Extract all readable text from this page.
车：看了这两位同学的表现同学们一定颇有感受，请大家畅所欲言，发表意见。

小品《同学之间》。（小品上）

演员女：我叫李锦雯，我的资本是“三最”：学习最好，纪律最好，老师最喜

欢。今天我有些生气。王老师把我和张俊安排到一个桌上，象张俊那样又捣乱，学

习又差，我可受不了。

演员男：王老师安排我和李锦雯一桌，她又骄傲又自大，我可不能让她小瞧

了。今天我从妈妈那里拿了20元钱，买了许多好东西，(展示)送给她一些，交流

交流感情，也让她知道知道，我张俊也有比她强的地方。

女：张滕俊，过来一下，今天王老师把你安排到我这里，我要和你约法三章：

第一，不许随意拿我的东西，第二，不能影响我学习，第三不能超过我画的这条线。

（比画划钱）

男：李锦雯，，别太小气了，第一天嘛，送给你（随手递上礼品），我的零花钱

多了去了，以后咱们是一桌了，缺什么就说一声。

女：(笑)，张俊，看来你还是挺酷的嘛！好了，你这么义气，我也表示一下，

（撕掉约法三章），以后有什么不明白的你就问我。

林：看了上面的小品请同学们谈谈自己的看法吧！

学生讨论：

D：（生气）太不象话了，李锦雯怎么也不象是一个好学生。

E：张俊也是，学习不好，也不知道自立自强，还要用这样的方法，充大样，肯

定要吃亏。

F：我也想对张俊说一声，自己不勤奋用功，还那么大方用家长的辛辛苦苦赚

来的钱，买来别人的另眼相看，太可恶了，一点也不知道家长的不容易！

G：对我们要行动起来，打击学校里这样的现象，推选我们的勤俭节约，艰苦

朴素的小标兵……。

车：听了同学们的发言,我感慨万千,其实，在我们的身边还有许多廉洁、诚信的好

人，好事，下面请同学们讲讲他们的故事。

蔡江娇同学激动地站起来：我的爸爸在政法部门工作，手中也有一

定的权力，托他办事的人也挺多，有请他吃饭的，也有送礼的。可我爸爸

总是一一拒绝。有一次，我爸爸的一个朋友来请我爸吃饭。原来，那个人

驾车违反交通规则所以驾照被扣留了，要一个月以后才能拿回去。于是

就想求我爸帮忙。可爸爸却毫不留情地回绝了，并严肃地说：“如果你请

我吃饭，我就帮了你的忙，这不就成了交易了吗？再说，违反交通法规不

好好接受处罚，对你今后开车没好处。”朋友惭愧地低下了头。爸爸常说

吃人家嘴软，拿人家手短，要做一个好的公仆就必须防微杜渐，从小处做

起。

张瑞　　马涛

------------------------------------------------------------

*Prompt*:
Above are the records; retype every one exactly.

*Finished answer*:
Extract all readable text from this page.
车：看了这两位同学的表现同学们一定颇有感受，请大家畅所欲言，发表意见。

小品《同学之间》。（小品上）

演员女：我叫李锦雯，我的资本是“三最”：学习最好，纪律最好，老师最喜

欢。今天我有些生气。王老师把我和张俊安排到一个桌上，象张俊那样又捣乱，学

习又差，我可受不了。

演员男：王老师安排我和李锦雯一桌，她又骄傲又自大，我可不能让她小瞧

了。今天我从妈妈那里拿了20元钱，买了许多好东西，(展示)送给她一些，交流

交流感情，也让她知道知道，我张俊也有比她强的地方。

女：张滕俊，过来一下，今天王老师把你安排到我这里，我要和你约法三章：

第一，不许随意拿我的东西，第二，不能影响我学习，第三不能超过我画的这条线。

（比画划钱）

男：李锦雯，，别太小气了，第一天嘛，送给你（随手递上礼品），我的零花钱

多了去了，以后咱们是一桌了，缺什么就说一声。

女：(笑)，张俊，看来你还是挺酷的嘛！好了，你这么义气，我也表示一下，

（撕掉约法三章），以后有什么不明白的你就问我。

林：看了上面的小品请同学们谈谈自己的看法吧！

学生讨论：

D：（生气）太不象话了，李锦雯怎么也不象是一个好学生。

E：张俊也是，学习不好，也不知道自立自强，还要用这样的方法，充大样，肯

定要吃亏。

F：我也想对张俊说一声，自己不勤奋用功，还那么大方用家长的辛辛苦苦赚

来的钱，买来别人的另眼相看，太可恶了，一点也不知道家长的不容易！

G：对我们要行动起来，打击学校里这样的现象，推选我们的勤俭节约，艰苦

朴素的小标兵……。

车：听了同学们的发言,我感慨万千,其实，在我们的身边还有许多廉洁、诚信的好

人，好事，下面请同学们讲讲他们的故事。

蔡江娇同学激动地站起来：我的爸爸在政法部门工作，手中也有一

定的权力，托他办事的人也挺多，有请他吃饭的，也有送礼的。可我爸爸

总是一一拒绝。有一次，我爸爸的一个朋友来请我爸吃饭。原来，那个人

驾车违反交通规则所以驾照被扣留了，要一个月以后才能拿回去。于是

就想求我爸帮忙。可爸爸却毫不留情地回绝了，并严肃地说：“如果你请

我吃饭，我就帮了你的忙，这不就成了交易了吗？再说，违反交通法规不

好好接受处罚，对你今后开车没好处。”朋友惭愧地低下了头。爸爸常说

吃人家嘴软，拿人家手短，要做一个好的公仆就必须防微杜渐，从小处做

起。

张瑞　　马涛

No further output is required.